:: RECORDS SUPPLIED

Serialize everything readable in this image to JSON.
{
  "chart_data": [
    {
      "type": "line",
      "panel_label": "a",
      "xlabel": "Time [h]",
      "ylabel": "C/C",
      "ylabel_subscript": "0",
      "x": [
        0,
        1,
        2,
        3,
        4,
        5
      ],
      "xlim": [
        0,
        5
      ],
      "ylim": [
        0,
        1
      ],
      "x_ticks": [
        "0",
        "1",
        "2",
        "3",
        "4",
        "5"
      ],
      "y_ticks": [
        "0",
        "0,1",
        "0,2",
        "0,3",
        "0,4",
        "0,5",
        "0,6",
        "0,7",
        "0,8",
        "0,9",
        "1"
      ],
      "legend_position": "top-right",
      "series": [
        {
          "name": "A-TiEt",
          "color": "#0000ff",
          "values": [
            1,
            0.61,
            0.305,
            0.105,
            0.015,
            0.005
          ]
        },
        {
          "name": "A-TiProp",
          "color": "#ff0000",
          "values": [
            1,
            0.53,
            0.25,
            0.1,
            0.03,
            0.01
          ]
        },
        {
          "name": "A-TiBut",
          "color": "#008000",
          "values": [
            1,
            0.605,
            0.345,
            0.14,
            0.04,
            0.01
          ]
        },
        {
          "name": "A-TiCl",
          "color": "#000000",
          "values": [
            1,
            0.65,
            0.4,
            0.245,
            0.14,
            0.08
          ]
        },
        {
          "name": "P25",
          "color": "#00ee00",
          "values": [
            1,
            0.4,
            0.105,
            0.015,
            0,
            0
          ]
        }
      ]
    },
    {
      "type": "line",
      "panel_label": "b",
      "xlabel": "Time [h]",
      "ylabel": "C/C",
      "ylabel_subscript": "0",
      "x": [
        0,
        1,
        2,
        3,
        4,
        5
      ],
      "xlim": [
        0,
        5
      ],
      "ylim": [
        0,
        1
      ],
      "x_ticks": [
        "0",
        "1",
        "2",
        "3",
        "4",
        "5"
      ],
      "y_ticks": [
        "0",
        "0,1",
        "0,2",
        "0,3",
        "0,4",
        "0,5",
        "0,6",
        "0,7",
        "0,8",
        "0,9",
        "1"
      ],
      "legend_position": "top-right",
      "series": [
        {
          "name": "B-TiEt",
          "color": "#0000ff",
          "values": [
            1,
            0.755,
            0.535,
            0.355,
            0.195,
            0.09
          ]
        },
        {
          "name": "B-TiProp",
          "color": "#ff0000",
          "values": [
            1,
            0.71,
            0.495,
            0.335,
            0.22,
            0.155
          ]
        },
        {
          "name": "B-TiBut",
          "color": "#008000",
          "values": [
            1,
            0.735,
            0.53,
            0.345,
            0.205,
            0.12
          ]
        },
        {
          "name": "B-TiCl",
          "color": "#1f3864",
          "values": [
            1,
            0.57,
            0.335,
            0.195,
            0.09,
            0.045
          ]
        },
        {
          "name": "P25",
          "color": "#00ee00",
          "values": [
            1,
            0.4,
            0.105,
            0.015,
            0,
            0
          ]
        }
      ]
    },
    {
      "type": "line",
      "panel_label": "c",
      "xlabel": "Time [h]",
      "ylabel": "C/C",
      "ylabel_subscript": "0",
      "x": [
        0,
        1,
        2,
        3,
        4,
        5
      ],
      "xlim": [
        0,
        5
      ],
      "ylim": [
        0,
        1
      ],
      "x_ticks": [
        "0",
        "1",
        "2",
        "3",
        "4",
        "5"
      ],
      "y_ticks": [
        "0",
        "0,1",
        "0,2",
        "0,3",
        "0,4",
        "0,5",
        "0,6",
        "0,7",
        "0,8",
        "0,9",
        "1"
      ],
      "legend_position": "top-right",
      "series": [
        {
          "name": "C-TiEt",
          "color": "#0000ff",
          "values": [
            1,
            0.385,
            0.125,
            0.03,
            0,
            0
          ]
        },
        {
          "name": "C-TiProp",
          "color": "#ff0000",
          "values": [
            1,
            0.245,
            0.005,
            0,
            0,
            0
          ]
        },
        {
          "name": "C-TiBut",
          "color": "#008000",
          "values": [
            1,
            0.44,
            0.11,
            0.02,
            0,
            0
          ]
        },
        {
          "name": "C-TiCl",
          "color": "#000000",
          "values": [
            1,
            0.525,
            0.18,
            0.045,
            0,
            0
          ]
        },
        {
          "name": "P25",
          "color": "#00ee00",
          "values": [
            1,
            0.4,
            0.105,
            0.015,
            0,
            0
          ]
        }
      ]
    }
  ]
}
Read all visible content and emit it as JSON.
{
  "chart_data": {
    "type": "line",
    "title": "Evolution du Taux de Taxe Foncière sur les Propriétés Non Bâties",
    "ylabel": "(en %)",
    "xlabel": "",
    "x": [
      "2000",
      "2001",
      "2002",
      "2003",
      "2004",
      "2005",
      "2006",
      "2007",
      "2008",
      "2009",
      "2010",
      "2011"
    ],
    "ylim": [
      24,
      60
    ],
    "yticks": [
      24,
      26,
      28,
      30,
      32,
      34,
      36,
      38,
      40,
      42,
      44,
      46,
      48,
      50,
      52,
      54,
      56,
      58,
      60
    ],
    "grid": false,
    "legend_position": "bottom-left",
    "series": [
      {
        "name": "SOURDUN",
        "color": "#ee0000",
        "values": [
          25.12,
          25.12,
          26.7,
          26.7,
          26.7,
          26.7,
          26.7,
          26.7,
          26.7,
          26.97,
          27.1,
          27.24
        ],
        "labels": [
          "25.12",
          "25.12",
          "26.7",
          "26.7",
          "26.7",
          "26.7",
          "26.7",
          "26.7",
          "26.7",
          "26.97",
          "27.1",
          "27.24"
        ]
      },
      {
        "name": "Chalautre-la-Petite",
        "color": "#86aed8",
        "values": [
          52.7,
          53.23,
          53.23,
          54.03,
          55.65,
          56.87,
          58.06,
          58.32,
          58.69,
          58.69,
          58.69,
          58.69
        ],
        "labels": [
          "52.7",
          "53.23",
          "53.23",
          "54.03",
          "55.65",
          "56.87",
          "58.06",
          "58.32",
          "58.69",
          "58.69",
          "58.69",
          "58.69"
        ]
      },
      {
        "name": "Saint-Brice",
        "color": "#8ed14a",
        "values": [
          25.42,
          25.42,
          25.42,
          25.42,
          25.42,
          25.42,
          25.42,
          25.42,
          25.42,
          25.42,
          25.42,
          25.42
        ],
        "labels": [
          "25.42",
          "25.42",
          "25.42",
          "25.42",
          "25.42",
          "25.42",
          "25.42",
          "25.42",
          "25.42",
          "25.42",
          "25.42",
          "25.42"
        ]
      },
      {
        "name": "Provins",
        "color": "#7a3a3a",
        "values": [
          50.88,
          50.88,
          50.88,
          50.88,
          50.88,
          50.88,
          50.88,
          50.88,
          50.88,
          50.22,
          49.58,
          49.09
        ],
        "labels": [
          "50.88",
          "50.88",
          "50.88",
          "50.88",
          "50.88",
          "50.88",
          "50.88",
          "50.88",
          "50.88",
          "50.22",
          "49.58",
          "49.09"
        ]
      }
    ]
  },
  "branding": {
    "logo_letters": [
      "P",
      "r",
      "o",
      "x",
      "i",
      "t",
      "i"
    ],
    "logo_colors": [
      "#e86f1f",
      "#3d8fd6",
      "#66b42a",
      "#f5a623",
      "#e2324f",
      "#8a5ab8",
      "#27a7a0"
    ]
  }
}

::::

▸ WHAT YOU WILL DO:
Return the entries in full, keeping every line exactly as it is.

▸ COMPLETE OUTPUT:
Serialize everything readable in this image to JSON.
{
  "chart_data": [
    {
      "type": "line",
      "panel_label": "a",
      "xlabel": "Time [h]",
      "ylabel": "C/C",
      "ylabel_subscript": "0",
      "x": [
        0,
        1,
        2,
        3,
        4,
        5
      ],
      "xlim": [
        0,
        5
      ],
      "ylim": [
        0,
        1
      ],
      "x_ticks": [
        "0",
        "1",
        "2",
        "3",
        "4",
        "5"
      ],
      "y_ticks": [
        "0",
        "0,1",
        "0,2",
        "0,3",
        "0,4",
        "0,5",
        "0,6",
        "0,7",
        "0,8",
        "0,9",
        "1"
      ],
      "legend_position": "top-right",
      "series": [
        {
          "name": "A-TiEt",
          "color": "#0000ff",
          "values": [
            1,
            0.61,
            0.305,
            0.105,
            0.015,
            0.005
          ]
        },
        {
          "name": "A-TiProp",
          "color": "#ff0000",
          "values": [
            1,
            0.53,
            0.25,
            0.1,
            0.03,
            0.01
          ]
        },
        {
          "name": "A-TiBut",
          "color": "#008000",
          "values": [
            1,
            0.605,
            0.345,
            0.14,
            0.04,
            0.01
          ]
        },
        {
          "name": "A-TiCl",
          "color": "#000000",
          "values": [
            1,
            0.65,
            0.4,
            0.245,
            0.14,
            0.08
          ]
        },
        {
          "name": "P25",
          "color": "#00ee00",
          "values": [
            1,
            0.4,
            0.105,
            0.015,
            0,
            0
          ]
        }
      ]
    },
    {
      "type": "line",
      "panel_label": "b",
      "xlabel": "Time [h]",
      "ylabel": "C/C",
      "ylabel_subscript": "0",
      "x": [
        0,
        1,
        2,
        3,
        4,
        5
      ],
      "xlim": [
        0,
        5
      ],
      "ylim": [
        0,
        1
      ],
      "x_ticks": [
        "0",
        "1",
        "2",
        "3",
        "4",
        "5"
      ],
      "y_ticks": [
        "0",
        "0,1",
        "0,2",
        "0,3",
        "0,4",
        "0,5",
        "0,6",
        "0,7",
        "0,8",
        "0,9",
        "1"
      ],
      "legend_position": "top-right",
      "series": [
        {
          "name": "B-TiEt",
          "color": "#0000ff",
          "values": [
            1,
            0.755,
            0.535,
            0.355,
            0.195,
            0.09
          ]
        },
        {
          "name": "B-TiProp",
          "color": "#ff0000",
          "values": [
            1,
            0.71,
            0.495,
            0.335,
            0.22,
            0.155
          ]
        },
        {
          "name": "B-TiBut",
          "color": "#008000",
          "values": [
            1,
            0.735,
            0.53,
            0.345,
            0.205,
            0.12
          ]
        },
        {
          "name": "B-TiCl",
          "color": "#1f3864",
          "values": [
            1,
            0.57,
            0.335,
            0.195,
            0.09,
            0.045
          ]
        },
        {
          "name": "P25",
          "color": "#00ee00",
          "values": [
            1,
            0.4,
            0.105,
            0.015,
            0,
            0
          ]
        }
      ]
    },
    {
      "type": "line",
      "panel_label": "c",
      "xlabel": "Time [h]",
      "ylabel": "C/C",
      "ylabel_subscript": "0",
      "x": [
        0,
        1,
        2,
        3,
        4,
        5
      ],
      "xlim": [
        0,
        5
      ],
      "ylim": [
        0,
        1
      ],
      "x_ticks": [
        "0",
        "1",
        "2",
        "3",
        "4",
        "5"
      ],
      "y_ticks": [
        "0",
        "0,1",
        "0,2",
        "0,3",
        "0,4",
        "0,5",
        "0,6",
        "0,7",
        "0,8",
        "0,9",
        "1"
      ],
      "legend_position": "top-right",
      "series": [
        {
          "name": "C-TiEt",
          "color": "#0000ff",
          "values": [
            1,
            0.385,
            0.125,
            0.03,
            0,
            0
          ]
        },
        {
          "name": "C-TiProp",
          "color": "#ff0000",
          "values": [
            1,
            0.245,
            0.005,
            0,
            0,
            0
          ]
        },
        {
          "name": "C-TiBut",
          "color": "#008000",
          "values": [
            1,
            0.44,
            0.11,
            0.02,
            0,
            0
          ]
        },
        {
          "name": "C-TiCl",
          "color": "#000000",
          "values": [
            1,
            0.525,
            0.18,
            0.045,
            0,
            0
          ]
        },
        {
          "name": "P25",
          "color": "#00ee00",
          "values": [
            1,
            0.4,
            0.105,
            0.015,
            0,
            0
          ]
        }
      ]
    }
  ]
}
Read all visible content and emit it as JSON.
{
  "chart_data": {
    "type": "line",
    "title": "Evolution du Taux de Taxe Foncière sur les Propriétés Non Bâties",
    "ylabel": "(en %)",
    "xlabel": "",
    "x": [
      "2000",
      "2001",
      "2002",
      "2003",
      "2004",
      "2005",
      "2006",
      "2007",
      "2008",
      "2009",
      "2010",
      "2011"
    ],
    "ylim": [
      24,
      60
    ],
    "yticks": [
      24,
      26,
      28,
      30,
      32,
      34,
      36,
      38,
      40,
      42,
      44,
      46,
      48,
      50,
      52,
      54,
      56,
      58,
      60
    ],
    "grid": false,
    "legend_position": "bottom-left",
    "series": [
      {
        "name": "SOURDUN",
        "color": "#ee0000",
        "values": [
          25.12,
          25.12,
          26.7,
          26.7,
          26.7,
          26.7,
          26.7,
          26.7,
          26.7,
          26.97,
          27.1,
          27.24
        ],
        "labels": [
          "25.12",
          "25.12",
          "26.7",
          "26.7",
          "26.7",
          "26.7",
          "26.7",
          "26.7",
          "26.7",
          "26.97",
          "27.1",
          "27.24"
        ]
      },
      {
        "name": "Chalautre-la-Petite",
        "color": "#86aed8",
        "values": [
          52.7,
          53.23,
          53.23,
          54.03,
          55.65,
          56.87,
          58.06,
          58.32,
          58.69,
          58.69,
          58.69,
          58.69
        ],
        "labels": [
          "52.7",
          "53.23",
          "53.23",
          "54.03",
          "55.65",
          "56.87",
          "58.06",
          "58.32",
          "58.69",
          "58.69",
          "58.69",
          "58.69"
        ]
      },
      {
        "name": "Saint-Brice",
        "color": "#8ed14a",
        "values": [
          25.42,
          25.42,
          25.42,
          25.42,
          25.42,
          25.42,
          25.42,
          25.42,
          25.42,
          25.42,
          25.42,
          25.42
        ],
        "labels": [
          "25.42",
          "25.42",
          "25.42",
          "25.42",
          "25.42",
          "25.42",
          "25.42",
          "25.42",
          "25.42",
          "25.42",
          "25.42",
          "25.42"
        ]
      },
      {
        "name": "Provins",
        "color": "#7a3a3a",
        "values": [
          50.88,
          50.88,
          50.88,
          50.88,
          50.88,
          50.88,
          50.88,
          50.88,
          50.88,
          50.22,
          49.58,
          49.09
        ],
        "labels": [
          "50.88",
          "50.88",
          "50.88",
          "50.88",
          "50.88",
          "50.88",
          "50.88",
          "50.88",
          "50.88",
          "50.22",
          "49.58",
          "49.09"
        ]
      }
    ]
  },
  "branding": {
    "logo_letters": [
      "P",
      "r",
      "o",
      "x",
      "i",
      "t",
      "i"
    ],
    "logo_colors": [
      "#e86f1f",
      "#3d8fd6",
      "#66b42a",
      "#f5a623",
      "#e2324f",
      "#8a5ab8",
      "#27a7a0"
    ]
  }
}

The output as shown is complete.